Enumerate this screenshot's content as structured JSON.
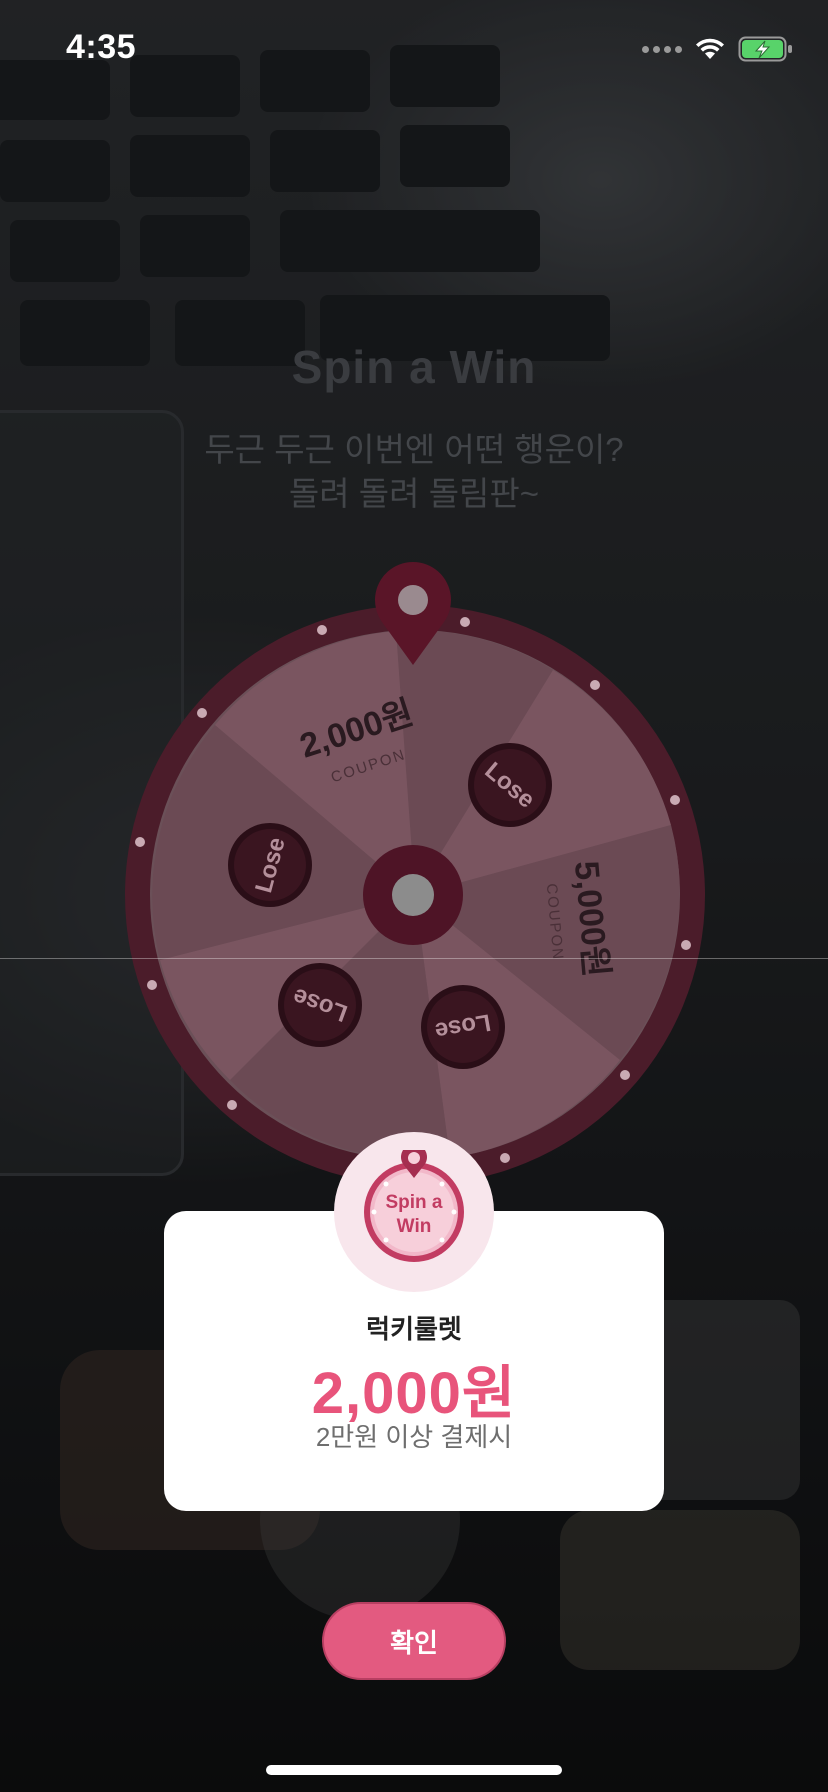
{
  "status_bar": {
    "time": "4:35"
  },
  "header": {
    "title": "Spin a Win",
    "subtitle_line1": "두근 두근 이번엔 어떤 행운이?",
    "subtitle_line2": "돌려 돌려 돌림판~"
  },
  "wheel": {
    "segments": [
      {
        "label": "2,000원",
        "sub": "COUPON"
      },
      {
        "label": "Lose"
      },
      {
        "label": "5,000원",
        "sub": "COUPON"
      },
      {
        "label": "Lose"
      },
      {
        "label": "Lose"
      },
      {
        "label": "Lose"
      }
    ]
  },
  "result_card": {
    "badge_text_line1": "Spin a",
    "badge_text_line2": "Win",
    "label": "럭키룰렛",
    "amount": "2,000원",
    "condition": "2만원 이상 결제시"
  },
  "confirm_button": {
    "label": "확인"
  },
  "colors": {
    "accent": "#e8547b",
    "button": "#e35a80",
    "wheel_rim": "#6d1f35"
  }
}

▶ [Aim]
Copy the material shown above in full and exactly. Skip the pictures.

▶ [Solution to this exercise]
Enumerate this screenshot's content as structured JSON.
{
  "status_bar": {
    "time": "4:35"
  },
  "header": {
    "title": "Spin a Win",
    "subtitle_line1": "두근 두근 이번엔 어떤 행운이?",
    "subtitle_line2": "돌려 돌려 돌림판~"
  },
  "wheel": {
    "segments": [
      {
        "label": "2,000원",
        "sub": "COUPON"
      },
      {
        "label": "Lose"
      },
      {
        "label": "5,000원",
        "sub": "COUPON"
      },
      {
        "label": "Lose"
      },
      {
        "label": "Lose"
      },
      {
        "label": "Lose"
      }
    ]
  },
  "result_card": {
    "badge_text_line1": "Spin a",
    "badge_text_line2": "Win",
    "label": "럭키룰렛",
    "amount": "2,000원",
    "condition": "2만원 이상 결제시"
  },
  "confirm_button": {
    "label": "확인"
  },
  "colors": {
    "accent": "#e8547b",
    "button": "#e35a80",
    "wheel_rim": "#6d1f35"
  }
}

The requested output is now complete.